Figure dataset records
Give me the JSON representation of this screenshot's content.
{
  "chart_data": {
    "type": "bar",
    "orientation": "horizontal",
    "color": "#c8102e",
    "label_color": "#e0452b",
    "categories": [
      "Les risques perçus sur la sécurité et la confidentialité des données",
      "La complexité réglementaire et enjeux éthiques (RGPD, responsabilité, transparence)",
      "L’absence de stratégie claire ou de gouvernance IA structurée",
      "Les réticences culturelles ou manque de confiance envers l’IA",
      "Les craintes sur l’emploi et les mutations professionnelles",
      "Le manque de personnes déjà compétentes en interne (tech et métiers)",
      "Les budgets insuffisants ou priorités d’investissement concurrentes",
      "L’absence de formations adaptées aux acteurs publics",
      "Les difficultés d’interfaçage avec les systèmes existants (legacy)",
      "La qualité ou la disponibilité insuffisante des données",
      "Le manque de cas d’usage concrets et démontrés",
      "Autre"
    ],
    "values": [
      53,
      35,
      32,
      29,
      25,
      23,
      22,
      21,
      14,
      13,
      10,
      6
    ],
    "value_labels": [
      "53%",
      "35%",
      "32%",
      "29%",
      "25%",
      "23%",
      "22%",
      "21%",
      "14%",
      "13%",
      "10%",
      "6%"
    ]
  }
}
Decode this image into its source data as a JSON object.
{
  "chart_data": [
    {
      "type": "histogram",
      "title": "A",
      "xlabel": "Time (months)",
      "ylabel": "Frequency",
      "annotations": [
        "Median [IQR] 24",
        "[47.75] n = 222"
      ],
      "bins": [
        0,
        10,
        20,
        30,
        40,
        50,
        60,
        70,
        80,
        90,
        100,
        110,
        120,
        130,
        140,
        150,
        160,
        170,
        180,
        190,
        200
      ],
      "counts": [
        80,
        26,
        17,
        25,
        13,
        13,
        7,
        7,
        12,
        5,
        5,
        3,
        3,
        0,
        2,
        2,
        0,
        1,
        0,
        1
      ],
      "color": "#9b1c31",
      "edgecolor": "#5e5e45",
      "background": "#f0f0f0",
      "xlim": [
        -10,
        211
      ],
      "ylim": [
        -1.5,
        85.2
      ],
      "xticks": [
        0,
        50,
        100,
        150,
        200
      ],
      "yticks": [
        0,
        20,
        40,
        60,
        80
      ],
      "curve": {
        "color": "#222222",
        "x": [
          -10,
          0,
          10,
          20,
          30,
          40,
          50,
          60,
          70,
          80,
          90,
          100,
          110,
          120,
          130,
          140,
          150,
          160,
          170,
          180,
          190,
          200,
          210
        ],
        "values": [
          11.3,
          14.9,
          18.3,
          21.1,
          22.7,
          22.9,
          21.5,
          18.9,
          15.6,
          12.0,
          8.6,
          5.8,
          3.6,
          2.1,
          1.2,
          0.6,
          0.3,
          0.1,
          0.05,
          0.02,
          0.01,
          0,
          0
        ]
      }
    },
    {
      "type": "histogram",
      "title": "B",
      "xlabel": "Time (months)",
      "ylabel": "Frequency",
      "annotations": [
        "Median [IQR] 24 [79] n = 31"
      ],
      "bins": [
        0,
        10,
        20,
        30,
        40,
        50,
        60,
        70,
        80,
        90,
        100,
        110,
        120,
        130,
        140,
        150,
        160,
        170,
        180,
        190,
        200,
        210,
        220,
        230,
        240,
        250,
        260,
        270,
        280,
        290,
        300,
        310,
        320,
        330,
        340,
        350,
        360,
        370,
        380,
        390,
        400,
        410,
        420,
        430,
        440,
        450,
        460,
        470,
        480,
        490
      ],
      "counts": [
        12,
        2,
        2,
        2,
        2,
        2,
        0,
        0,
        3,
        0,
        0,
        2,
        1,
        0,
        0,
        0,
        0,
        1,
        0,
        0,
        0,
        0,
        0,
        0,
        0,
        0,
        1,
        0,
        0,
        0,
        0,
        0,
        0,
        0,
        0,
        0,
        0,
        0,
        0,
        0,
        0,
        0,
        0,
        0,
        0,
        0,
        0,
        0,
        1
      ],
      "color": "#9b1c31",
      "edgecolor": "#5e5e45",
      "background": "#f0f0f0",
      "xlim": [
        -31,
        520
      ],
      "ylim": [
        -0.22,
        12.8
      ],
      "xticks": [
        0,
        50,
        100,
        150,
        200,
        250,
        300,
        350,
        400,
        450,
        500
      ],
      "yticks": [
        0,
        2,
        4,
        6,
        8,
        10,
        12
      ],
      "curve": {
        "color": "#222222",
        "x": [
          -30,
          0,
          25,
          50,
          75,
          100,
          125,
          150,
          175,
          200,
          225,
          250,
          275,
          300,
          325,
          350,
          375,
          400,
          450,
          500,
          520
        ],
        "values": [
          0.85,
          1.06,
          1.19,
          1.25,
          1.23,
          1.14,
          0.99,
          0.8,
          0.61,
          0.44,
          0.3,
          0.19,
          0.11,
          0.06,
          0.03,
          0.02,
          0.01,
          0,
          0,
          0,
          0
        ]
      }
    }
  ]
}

What you need to do:
Produce an exact copy of every entry above.

Answer for the task:
Give me the JSON representation of this screenshot's content.
{
  "chart_data": {
    "type": "bar",
    "orientation": "horizontal",
    "color": "#c8102e",
    "label_color": "#e0452b",
    "categories": [
      "Les risques perçus sur la sécurité et la confidentialité des données",
      "La complexité réglementaire et enjeux éthiques (RGPD, responsabilité, transparence)",
      "L’absence de stratégie claire ou de gouvernance IA structurée",
      "Les réticences culturelles ou manque de confiance envers l’IA",
      "Les craintes sur l’emploi et les mutations professionnelles",
      "Le manque de personnes déjà compétentes en interne (tech et métiers)",
      "Les budgets insuffisants ou priorités d’investissement concurrentes",
      "L’absence de formations adaptées aux acteurs publics",
      "Les difficultés d’interfaçage avec les systèmes existants (legacy)",
      "La qualité ou la disponibilité insuffisante des données",
      "Le manque de cas d’usage concrets et démontrés",
      "Autre"
    ],
    "values": [
      53,
      35,
      32,
      29,
      25,
      23,
      22,
      21,
      14,
      13,
      10,
      6
    ],
    "value_labels": [
      "53%",
      "35%",
      "32%",
      "29%",
      "25%",
      "23%",
      "22%",
      "21%",
      "14%",
      "13%",
      "10%",
      "6%"
    ]
  }
}
Decode this image into its source data as a JSON object.
{
  "chart_data": [
    {
      "type": "histogram",
      "title": "A",
      "xlabel": "Time (months)",
      "ylabel": "Frequency",
      "annotations": [
        "Median [IQR] 24",
        "[47.75] n = 222"
      ],
      "bins": [
        0,
        10,
        20,
        30,
        40,
        50,
        60,
        70,
        80,
        90,
        100,
        110,
        120,
        130,
        140,
        150,
        160,
        170,
        180,
        190,
        200
      ],
      "counts": [
        80,
        26,
        17,
        25,
        13,
        13,
        7,
        7,
        12,
        5,
        5,
        3,
        3,
        0,
        2,
        2,
        0,
        1,
        0,
        1
      ],
      "color": "#9b1c31",
      "edgecolor": "#5e5e45",
      "background": "#f0f0f0",
      "xlim": [
        -10,
        211
      ],
      "ylim": [
        -1.5,
        85.2
      ],
      "xticks": [
        0,
        50,
        100,
        150,
        200
      ],
      "yticks": [
        0,
        20,
        40,
        60,
        80
      ],
      "curve": {
        "color": "#222222",
        "x": [
          -10,
          0,
          10,
          20,
          30,
          40,
          50,
          60,
          70,
          80,
          90,
          100,
          110,
          120,
          130,
          140,
          150,
          160,
          170,
          180,
          190,
          200,
          210
        ],
        "values": [
          11.3,
          14.9,
          18.3,
          21.1,
          22.7,
          22.9,
          21.5,
          18.9,
          15.6,
          12.0,
          8.6,
          5.8,
          3.6,
          2.1,
          1.2,
          0.6,
          0.3,
          0.1,
          0.05,
          0.02,
          0.01,
          0,
          0
        ]
      }
    },
    {
      "type": "histogram",
      "title": "B",
      "xlabel": "Time (months)",
      "ylabel": "Frequency",
      "annotations": [
        "Median [IQR] 24 [79] n = 31"
      ],
      "bins": [
        0,
        10,
        20,
        30,
        40,
        50,
        60,
        70,
        80,
        90,
        100,
        110,
        120,
        130,
        140,
        150,
        160,
        170,
        180,
        190,
        200,
        210,
        220,
        230,
        240,
        250,
        260,
        270,
        280,
        290,
        300,
        310,
        320,
        330,
        340,
        350,
        360,
        370,
        380,
        390,
        400,
        410,
        420,
        430,
        440,
        450,
        460,
        470,
        480,
        490
      ],
      "counts": [
        12,
        2,
        2,
        2,
        2,
        2,
        0,
        0,
        3,
        0,
        0,
        2,
        1,
        0,
        0,
        0,
        0,
        1,
        0,
        0,
        0,
        0,
        0,
        0,
        0,
        0,
        1,
        0,
        0,
        0,
        0,
        0,
        0,
        0,
        0,
        0,
        0,
        0,
        0,
        0,
        0,
        0,
        0,
        0,
        0,
        0,
        0,
        0,
        1
      ],
      "color": "#9b1c31",
      "edgecolor": "#5e5e45",
      "background": "#f0f0f0",
      "xlim": [
        -31,
        520
      ],
      "ylim": [
        -0.22,
        12.8
      ],
      "xticks": [
        0,
        50,
        100,
        150,
        200,
        250,
        300,
        350,
        400,
        450,
        500
      ],
      "yticks": [
        0,
        2,
        4,
        6,
        8,
        10,
        12
      ],
      "curve": {
        "color": "#222222",
        "x": [
          -30,
          0,
          25,
          50,
          75,
          100,
          125,
          150,
          175,
          200,
          225,
          250,
          275,
          300,
          325,
          350,
          375,
          400,
          450,
          500,
          520
        ],
        "values": [
          0.85,
          1.06,
          1.19,
          1.25,
          1.23,
          1.14,
          0.99,
          0.8,
          0.61,
          0.44,
          0.3,
          0.19,
          0.11,
          0.06,
          0.03,
          0.02,
          0.01,
          0,
          0,
          0,
          0
        ]
      }
    }
  ]
}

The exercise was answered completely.